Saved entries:
· · · · ·

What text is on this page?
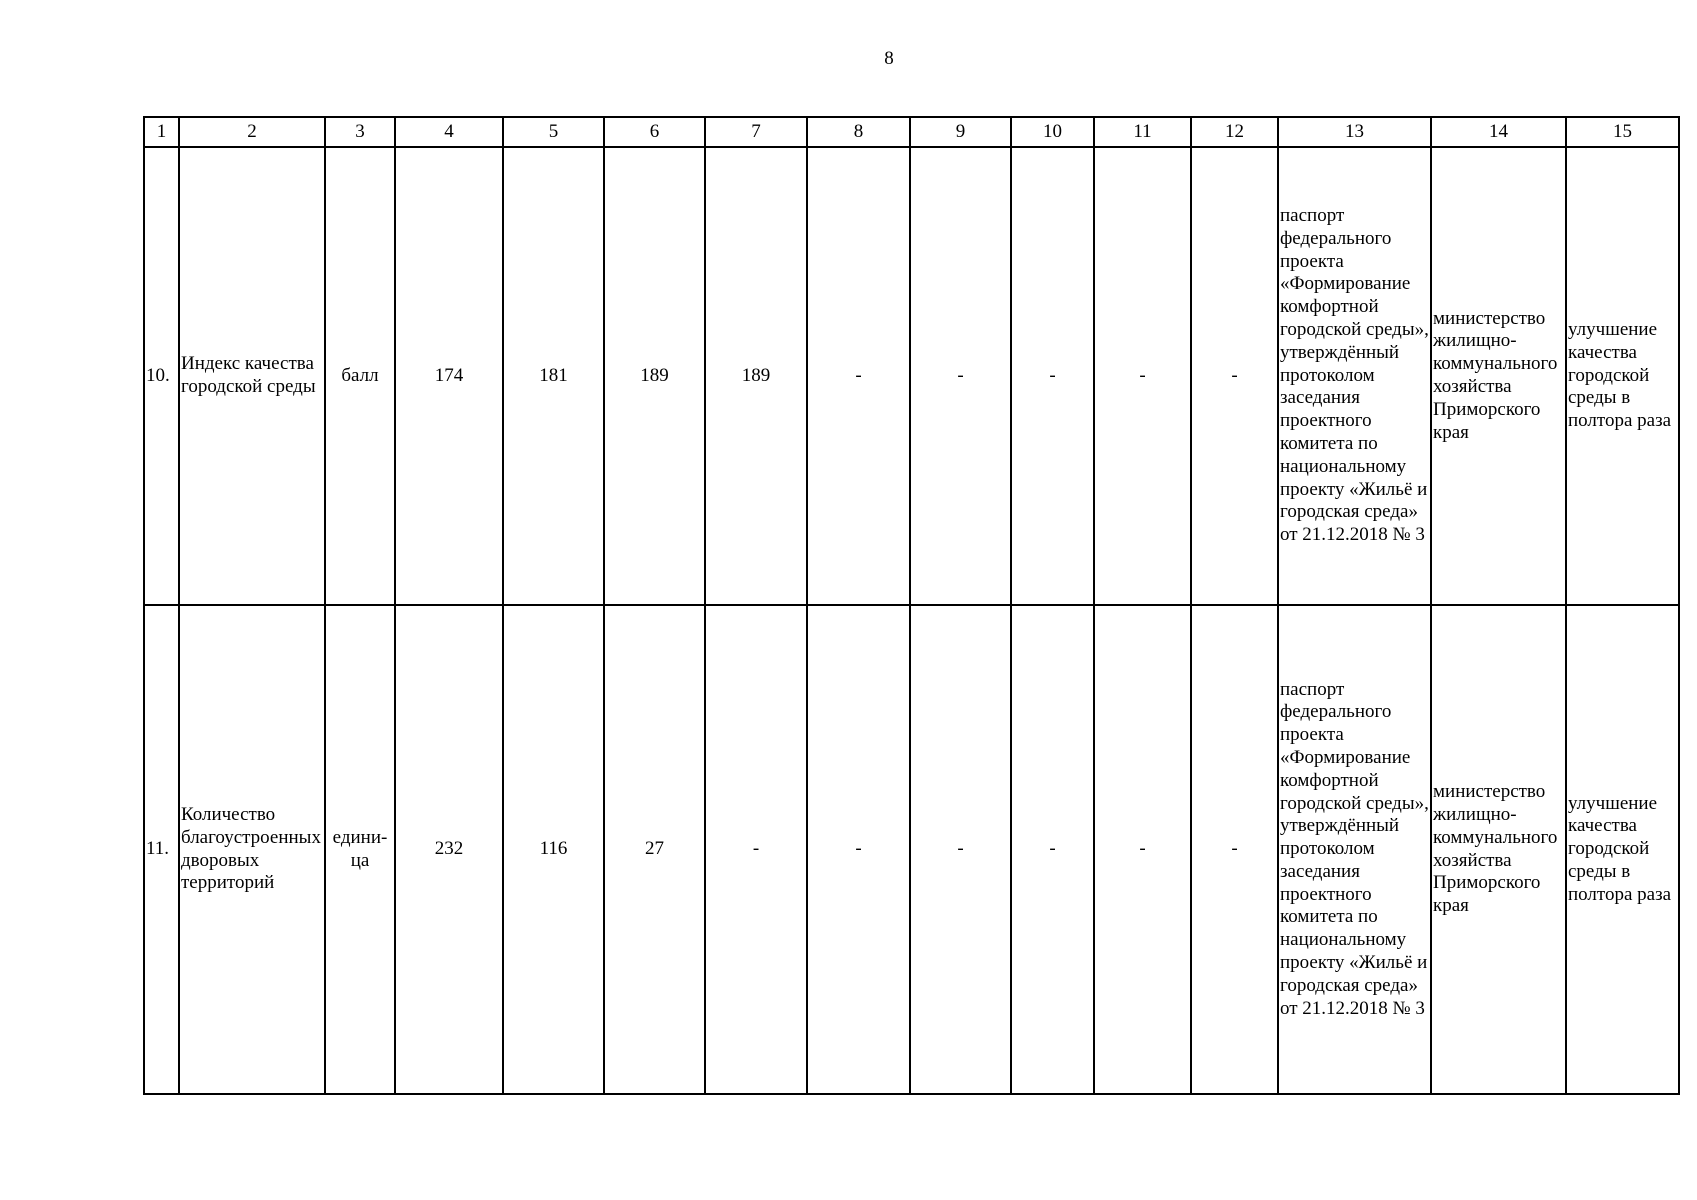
8
1	2	3	4	5	6	7	8	9	10	11	12	13	14	15
10.	Индекс качества городской среды	балл	174	181	189	189	-	-	-	-	-	паспорт федерального проекта «Формирование комфортной городской среды», утверждённый протоколом заседания проектного комитета по национальному проекту «Жильё и городская среда» от 21.12.2018 № 3	министерство жилищно-коммунального хозяйства Приморского края	улучшение качества городской среды в полтора раза
11.	Количество благоустроенных дворовых территорий	едини-ца	232	116	27	-	-	-	-	-	-	паспорт федерального проекта «Формирование комфортной городской среды», утверждённый протоколом заседания проектного комитета по национальному проекту «Жильё и городская среда» от 21.12.2018 № 3	министерство жилищно-коммунального хозяйства Приморского края	улучшение качества городской среды в полтора раза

· · · · ·

__Work to do__.
Strip the images and reproduce the remaining records precisely.

__Solution below__.
What text is on this page?
8
1	2	3	4	5	6	7	8	9	10	11	12	13	14	15
10.	Индекс качества городской среды	балл	174	181	189	189	-	-	-	-	-	паспорт федерального проекта «Формирование комфортной городской среды», утверждённый протоколом заседания проектного комитета по национальному проекту «Жильё и городская среда» от 21.12.2018 № 3	министерство жилищно-коммунального хозяйства Приморского края	улучшение качества городской среды в полтора раза
11.	Количество благоустроенных дворовых территорий	едини-ца	232	116	27	-	-	-	-	-	-	паспорт федерального проекта «Формирование комфортной городской среды», утверждённый протоколом заседания проектного комитета по национальному проекту «Жильё и городская среда» от 21.12.2018 № 3	министерство жилищно-коммунального хозяйства Приморского края	улучшение качества городской среды в полтора раза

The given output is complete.